▸ The input:

____________________

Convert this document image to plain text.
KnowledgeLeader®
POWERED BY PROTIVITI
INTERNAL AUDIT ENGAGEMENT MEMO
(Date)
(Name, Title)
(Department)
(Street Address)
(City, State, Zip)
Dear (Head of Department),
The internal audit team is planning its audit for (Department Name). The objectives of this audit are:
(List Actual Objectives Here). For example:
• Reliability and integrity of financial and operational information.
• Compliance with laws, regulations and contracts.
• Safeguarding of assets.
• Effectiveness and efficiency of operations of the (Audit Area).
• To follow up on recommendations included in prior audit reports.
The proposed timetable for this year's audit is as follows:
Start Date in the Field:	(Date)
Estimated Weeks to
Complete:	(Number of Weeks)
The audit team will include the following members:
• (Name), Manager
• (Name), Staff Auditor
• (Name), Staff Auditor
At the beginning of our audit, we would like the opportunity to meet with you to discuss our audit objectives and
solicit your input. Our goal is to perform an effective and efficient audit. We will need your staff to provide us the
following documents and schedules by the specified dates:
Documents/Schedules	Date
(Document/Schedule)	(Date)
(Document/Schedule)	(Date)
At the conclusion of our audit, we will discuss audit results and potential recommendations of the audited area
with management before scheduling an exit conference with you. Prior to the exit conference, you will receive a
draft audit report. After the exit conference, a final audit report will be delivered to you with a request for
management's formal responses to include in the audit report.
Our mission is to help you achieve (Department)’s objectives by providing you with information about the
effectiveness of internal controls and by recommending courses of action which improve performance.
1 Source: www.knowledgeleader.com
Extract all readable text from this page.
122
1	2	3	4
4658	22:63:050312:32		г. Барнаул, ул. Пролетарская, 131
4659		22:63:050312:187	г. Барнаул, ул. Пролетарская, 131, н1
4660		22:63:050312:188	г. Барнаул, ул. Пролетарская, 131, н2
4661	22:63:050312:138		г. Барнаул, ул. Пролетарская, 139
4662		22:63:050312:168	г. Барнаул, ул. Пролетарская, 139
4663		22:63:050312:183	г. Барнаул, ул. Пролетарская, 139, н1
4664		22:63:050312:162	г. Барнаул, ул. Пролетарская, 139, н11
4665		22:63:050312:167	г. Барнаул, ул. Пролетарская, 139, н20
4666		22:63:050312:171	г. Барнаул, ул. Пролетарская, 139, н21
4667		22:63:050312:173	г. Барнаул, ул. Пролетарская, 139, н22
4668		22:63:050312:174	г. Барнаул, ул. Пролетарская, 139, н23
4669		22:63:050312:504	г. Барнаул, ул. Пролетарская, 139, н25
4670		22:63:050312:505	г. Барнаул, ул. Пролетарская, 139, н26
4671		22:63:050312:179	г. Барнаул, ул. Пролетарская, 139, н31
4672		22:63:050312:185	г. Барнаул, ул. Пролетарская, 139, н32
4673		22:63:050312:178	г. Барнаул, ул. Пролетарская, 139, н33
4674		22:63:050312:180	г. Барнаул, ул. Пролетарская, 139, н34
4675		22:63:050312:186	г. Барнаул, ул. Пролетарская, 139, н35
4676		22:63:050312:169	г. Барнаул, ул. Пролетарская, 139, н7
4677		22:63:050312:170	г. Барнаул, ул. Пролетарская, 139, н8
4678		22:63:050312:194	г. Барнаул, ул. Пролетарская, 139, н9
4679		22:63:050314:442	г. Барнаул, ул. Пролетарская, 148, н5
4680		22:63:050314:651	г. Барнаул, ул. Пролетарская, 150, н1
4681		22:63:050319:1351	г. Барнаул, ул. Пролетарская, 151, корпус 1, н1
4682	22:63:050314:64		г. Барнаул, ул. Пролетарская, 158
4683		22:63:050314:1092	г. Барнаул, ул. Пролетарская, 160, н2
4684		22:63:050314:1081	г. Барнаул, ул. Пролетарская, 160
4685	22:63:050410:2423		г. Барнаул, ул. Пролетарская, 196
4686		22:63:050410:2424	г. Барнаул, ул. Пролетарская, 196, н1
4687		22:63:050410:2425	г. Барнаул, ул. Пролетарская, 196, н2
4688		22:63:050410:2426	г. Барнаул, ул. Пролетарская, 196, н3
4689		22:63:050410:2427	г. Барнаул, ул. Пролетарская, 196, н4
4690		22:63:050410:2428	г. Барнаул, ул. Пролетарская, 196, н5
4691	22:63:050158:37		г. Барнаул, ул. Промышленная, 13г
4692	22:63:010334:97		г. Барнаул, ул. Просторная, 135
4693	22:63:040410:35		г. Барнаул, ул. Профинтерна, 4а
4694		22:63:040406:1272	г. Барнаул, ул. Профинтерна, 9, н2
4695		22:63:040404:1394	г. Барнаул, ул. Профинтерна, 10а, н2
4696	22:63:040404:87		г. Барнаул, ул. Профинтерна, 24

____________________

▸ Task statement:
Locate the word "text" in the entries, and copy every line where it is found.

▸ Written response:
Convert this document image to plain text.
Extract all readable text from this page.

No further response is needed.